- Aim of the task: Print out the material that follows word for word.
◆ ◆ ◆
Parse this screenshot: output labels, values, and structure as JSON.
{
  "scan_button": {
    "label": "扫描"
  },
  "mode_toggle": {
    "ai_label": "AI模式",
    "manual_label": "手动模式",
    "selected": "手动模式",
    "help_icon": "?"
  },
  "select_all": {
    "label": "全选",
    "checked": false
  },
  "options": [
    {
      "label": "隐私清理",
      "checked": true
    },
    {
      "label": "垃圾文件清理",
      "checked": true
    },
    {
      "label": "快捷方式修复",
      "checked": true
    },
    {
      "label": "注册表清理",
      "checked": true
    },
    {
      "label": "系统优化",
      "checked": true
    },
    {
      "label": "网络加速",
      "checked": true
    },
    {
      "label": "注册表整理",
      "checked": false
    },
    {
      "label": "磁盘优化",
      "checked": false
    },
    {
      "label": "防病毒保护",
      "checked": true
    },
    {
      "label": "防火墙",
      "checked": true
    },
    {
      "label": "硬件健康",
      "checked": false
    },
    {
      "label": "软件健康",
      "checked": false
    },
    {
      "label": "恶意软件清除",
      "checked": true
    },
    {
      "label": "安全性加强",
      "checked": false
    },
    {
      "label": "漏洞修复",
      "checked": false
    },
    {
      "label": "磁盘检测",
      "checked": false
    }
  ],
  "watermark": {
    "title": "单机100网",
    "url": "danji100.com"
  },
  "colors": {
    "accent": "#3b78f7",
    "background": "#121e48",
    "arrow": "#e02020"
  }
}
◆ ◆ ◆
- Output:
Parse this screenshot: output labels, values, and structure as JSON.
{
  "scan_button": {
    "label": "扫描"
  },
  "mode_toggle": {
    "ai_label": "AI模式",
    "manual_label": "手动模式",
    "selected": "手动模式",
    "help_icon": "?"
  },
  "select_all": {
    "label": "全选",
    "checked": false
  },
  "options": [
    {
      "label": "隐私清理",
      "checked": true
    },
    {
      "label": "垃圾文件清理",
      "checked": true
    },
    {
      "label": "快捷方式修复",
      "checked": true
    },
    {
      "label": "注册表清理",
      "checked": true
    },
    {
      "label": "系统优化",
      "checked": true
    },
    {
      "label": "网络加速",
      "checked": true
    },
    {
      "label": "注册表整理",
      "checked": false
    },
    {
      "label": "磁盘优化",
      "checked": false
    },
    {
      "label": "防病毒保护",
      "checked": true
    },
    {
      "label": "防火墙",
      "checked": true
    },
    {
      "label": "硬件健康",
      "checked": false
    },
    {
      "label": "软件健康",
      "checked": false
    },
    {
      "label": "恶意软件清除",
      "checked": true
    },
    {
      "label": "安全性加强",
      "checked": false
    },
    {
      "label": "漏洞修复",
      "checked": false
    },
    {
      "label": "磁盘检测",
      "checked": false
    }
  ],
  "watermark": {
    "title": "单机100网",
    "url": "danji100.com"
  },
  "colors": {
    "accent": "#3b78f7",
    "background": "#121e48",
    "arrow": "#e02020"
  }
}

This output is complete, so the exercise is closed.